Reproduce the records below exactly as they appear.

(Records excerpted from a collection)
* * *

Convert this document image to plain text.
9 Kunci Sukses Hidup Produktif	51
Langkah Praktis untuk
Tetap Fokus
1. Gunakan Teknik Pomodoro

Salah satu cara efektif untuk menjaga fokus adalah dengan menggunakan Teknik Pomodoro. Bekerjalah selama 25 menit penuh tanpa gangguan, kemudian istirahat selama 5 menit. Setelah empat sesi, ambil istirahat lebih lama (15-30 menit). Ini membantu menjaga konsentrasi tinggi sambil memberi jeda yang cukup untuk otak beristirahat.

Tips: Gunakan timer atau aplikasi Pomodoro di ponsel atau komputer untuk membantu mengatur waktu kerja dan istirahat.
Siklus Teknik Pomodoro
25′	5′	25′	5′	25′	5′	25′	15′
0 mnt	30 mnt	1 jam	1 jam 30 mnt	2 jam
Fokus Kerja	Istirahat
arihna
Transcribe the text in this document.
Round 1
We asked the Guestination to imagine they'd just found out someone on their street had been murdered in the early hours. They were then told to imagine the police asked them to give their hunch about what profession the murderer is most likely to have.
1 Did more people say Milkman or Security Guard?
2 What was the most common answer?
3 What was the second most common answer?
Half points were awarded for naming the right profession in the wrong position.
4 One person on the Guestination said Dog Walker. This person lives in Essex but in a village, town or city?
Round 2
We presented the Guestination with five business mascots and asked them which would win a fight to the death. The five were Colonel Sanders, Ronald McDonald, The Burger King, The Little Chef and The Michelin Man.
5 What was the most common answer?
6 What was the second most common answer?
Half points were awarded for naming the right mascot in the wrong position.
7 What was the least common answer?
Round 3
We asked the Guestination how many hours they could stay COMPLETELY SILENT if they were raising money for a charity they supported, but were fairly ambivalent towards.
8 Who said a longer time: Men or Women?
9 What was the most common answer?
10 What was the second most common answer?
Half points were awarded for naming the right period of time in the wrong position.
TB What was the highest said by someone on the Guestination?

* * *

**RESPONSE TO THE EXERCISE**
Convert this document image to plain text.
9 Kunci Sukses Hidup Produktif	51
Langkah Praktis untuk
Tetap Fokus
1. Gunakan Teknik Pomodoro

Salah satu cara efektif untuk menjaga fokus adalah dengan menggunakan Teknik Pomodoro. Bekerjalah selama 25 menit penuh tanpa gangguan, kemudian istirahat selama 5 menit. Setelah empat sesi, ambil istirahat lebih lama (15-30 menit). Ini membantu menjaga konsentrasi tinggi sambil memberi jeda yang cukup untuk otak beristirahat.

Tips: Gunakan timer atau aplikasi Pomodoro di ponsel atau komputer untuk membantu mengatur waktu kerja dan istirahat.
Siklus Teknik Pomodoro
25′	5′	25′	5′	25′	5′	25′	15′
0 mnt	30 mnt	1 jam	1 jam 30 mnt	2 jam
Fokus Kerja	Istirahat
arihna
Transcribe the text in this document.
Round 1
We asked the Guestination to imagine they'd just found out someone on their street had been murdered in the early hours. They were then told to imagine the police asked them to give their hunch about what profession the murderer is most likely to have.
1 Did more people say Milkman or Security Guard?
2 What was the most common answer?
3 What was the second most common answer?
Half points were awarded for naming the right profession in the wrong position.
4 One person on the Guestination said Dog Walker. This person lives in Essex but in a village, town or city?
Round 2
We presented the Guestination with five business mascots and asked them which would win a fight to the death. The five were Colonel Sanders, Ronald McDonald, The Burger King, The Little Chef and The Michelin Man.
5 What was the most common answer?
6 What was the second most common answer?
Half points were awarded for naming the right mascot in the wrong position.
7 What was the least common answer?
Round 3
We asked the Guestination how many hours they could stay COMPLETELY SILENT if they were raising money for a charity they supported, but were fairly ambivalent towards.
8 Who said a longer time: Men or Women?
9 What was the most common answer?
10 What was the second most common answer?
Half points were awarded for naming the right period of time in the wrong position.
TB What was the highest said by someone on the Guestination?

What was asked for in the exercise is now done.